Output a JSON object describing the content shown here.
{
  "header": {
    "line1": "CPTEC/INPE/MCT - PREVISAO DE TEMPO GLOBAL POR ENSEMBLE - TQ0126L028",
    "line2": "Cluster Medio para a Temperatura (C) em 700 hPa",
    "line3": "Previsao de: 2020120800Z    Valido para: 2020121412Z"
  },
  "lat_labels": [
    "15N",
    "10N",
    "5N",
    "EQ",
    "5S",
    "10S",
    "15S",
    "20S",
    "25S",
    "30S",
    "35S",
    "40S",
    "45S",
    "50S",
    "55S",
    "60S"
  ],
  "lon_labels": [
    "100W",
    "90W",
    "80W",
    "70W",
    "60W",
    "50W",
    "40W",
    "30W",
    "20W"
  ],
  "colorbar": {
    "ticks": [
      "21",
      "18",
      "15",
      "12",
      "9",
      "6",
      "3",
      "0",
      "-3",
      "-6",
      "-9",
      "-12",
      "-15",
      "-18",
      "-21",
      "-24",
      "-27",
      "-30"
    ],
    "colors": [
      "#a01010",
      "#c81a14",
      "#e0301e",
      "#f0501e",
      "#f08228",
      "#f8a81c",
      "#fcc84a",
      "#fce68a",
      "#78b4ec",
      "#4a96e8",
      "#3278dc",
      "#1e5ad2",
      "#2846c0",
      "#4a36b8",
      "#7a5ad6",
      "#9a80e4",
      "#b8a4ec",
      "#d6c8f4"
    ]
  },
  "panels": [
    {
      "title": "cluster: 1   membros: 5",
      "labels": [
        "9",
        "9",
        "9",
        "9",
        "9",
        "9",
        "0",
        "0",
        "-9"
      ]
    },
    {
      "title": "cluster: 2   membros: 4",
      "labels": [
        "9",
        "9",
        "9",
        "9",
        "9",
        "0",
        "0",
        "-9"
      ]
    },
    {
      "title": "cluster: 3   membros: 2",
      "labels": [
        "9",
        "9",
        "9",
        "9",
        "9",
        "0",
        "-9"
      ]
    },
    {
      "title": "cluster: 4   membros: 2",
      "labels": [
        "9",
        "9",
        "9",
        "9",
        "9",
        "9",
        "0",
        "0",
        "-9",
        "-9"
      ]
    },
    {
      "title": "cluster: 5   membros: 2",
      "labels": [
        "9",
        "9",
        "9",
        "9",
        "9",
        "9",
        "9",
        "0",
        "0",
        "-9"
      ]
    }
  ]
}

• [INSTRUCTIONS TO FOLLOW]:
Could you quote the material above in full, exactly as it stands?

• [FINAL RESULT]:
Output a JSON object describing the content shown here.
{
  "header": {
    "line1": "CPTEC/INPE/MCT - PREVISAO DE TEMPO GLOBAL POR ENSEMBLE - TQ0126L028",
    "line2": "Cluster Medio para a Temperatura (C) em 700 hPa",
    "line3": "Previsao de: 2020120800Z    Valido para: 2020121412Z"
  },
  "lat_labels": [
    "15N",
    "10N",
    "5N",
    "EQ",
    "5S",
    "10S",
    "15S",
    "20S",
    "25S",
    "30S",
    "35S",
    "40S",
    "45S",
    "50S",
    "55S",
    "60S"
  ],
  "lon_labels": [
    "100W",
    "90W",
    "80W",
    "70W",
    "60W",
    "50W",
    "40W",
    "30W",
    "20W"
  ],
  "colorbar": {
    "ticks": [
      "21",
      "18",
      "15",
      "12",
      "9",
      "6",
      "3",
      "0",
      "-3",
      "-6",
      "-9",
      "-12",
      "-15",
      "-18",
      "-21",
      "-24",
      "-27",
      "-30"
    ],
    "colors": [
      "#a01010",
      "#c81a14",
      "#e0301e",
      "#f0501e",
      "#f08228",
      "#f8a81c",
      "#fcc84a",
      "#fce68a",
      "#78b4ec",
      "#4a96e8",
      "#3278dc",
      "#1e5ad2",
      "#2846c0",
      "#4a36b8",
      "#7a5ad6",
      "#9a80e4",
      "#b8a4ec",
      "#d6c8f4"
    ]
  },
  "panels": [
    {
      "title": "cluster: 1   membros: 5",
      "labels": [
        "9",
        "9",
        "9",
        "9",
        "9",
        "9",
        "0",
        "0",
        "-9"
      ]
    },
    {
      "title": "cluster: 2   membros: 4",
      "labels": [
        "9",
        "9",
        "9",
        "9",
        "9",
        "0",
        "0",
        "-9"
      ]
    },
    {
      "title": "cluster: 3   membros: 2",
      "labels": [
        "9",
        "9",
        "9",
        "9",
        "9",
        "0",
        "-9"
      ]
    },
    {
      "title": "cluster: 4   membros: 2",
      "labels": [
        "9",
        "9",
        "9",
        "9",
        "9",
        "9",
        "0",
        "0",
        "-9",
        "-9"
      ]
    },
    {
      "title": "cluster: 5   membros: 2",
      "labels": [
        "9",
        "9",
        "9",
        "9",
        "9",
        "9",
        "9",
        "0",
        "0",
        "-9"
      ]
    }
  ]
}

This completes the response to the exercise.